Exercise task: Reproduce the listing verbatim.

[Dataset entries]
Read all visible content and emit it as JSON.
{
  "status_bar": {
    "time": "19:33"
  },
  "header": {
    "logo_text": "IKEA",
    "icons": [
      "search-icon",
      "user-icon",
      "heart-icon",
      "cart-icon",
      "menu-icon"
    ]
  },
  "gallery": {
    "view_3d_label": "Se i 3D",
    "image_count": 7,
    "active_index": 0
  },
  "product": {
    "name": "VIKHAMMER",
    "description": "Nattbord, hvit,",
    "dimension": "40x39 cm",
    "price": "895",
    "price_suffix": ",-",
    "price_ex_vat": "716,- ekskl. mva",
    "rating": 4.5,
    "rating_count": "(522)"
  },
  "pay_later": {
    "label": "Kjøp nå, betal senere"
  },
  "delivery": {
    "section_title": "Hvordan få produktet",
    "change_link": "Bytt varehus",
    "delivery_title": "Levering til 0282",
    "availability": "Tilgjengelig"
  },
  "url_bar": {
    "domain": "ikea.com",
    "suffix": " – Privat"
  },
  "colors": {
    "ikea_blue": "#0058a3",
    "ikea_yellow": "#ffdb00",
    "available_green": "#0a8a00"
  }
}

Finished exercise:
Read all visible content and emit it as JSON.
{
  "status_bar": {
    "time": "19:33"
  },
  "header": {
    "logo_text": "IKEA",
    "icons": [
      "search-icon",
      "user-icon",
      "heart-icon",
      "cart-icon",
      "menu-icon"
    ]
  },
  "gallery": {
    "view_3d_label": "Se i 3D",
    "image_count": 7,
    "active_index": 0
  },
  "product": {
    "name": "VIKHAMMER",
    "description": "Nattbord, hvit,",
    "dimension": "40x39 cm",
    "price": "895",
    "price_suffix": ",-",
    "price_ex_vat": "716,- ekskl. mva",
    "rating": 4.5,
    "rating_count": "(522)"
  },
  "pay_later": {
    "label": "Kjøp nå, betal senere"
  },
  "delivery": {
    "section_title": "Hvordan få produktet",
    "change_link": "Bytt varehus",
    "delivery_title": "Levering til 0282",
    "availability": "Tilgjengelig"
  },
  "url_bar": {
    "domain": "ikea.com",
    "suffix": " – Privat"
  },
  "colors": {
    "ikea_blue": "#0058a3",
    "ikea_yellow": "#ffdb00",
    "available_green": "#0a8a00"
  }
}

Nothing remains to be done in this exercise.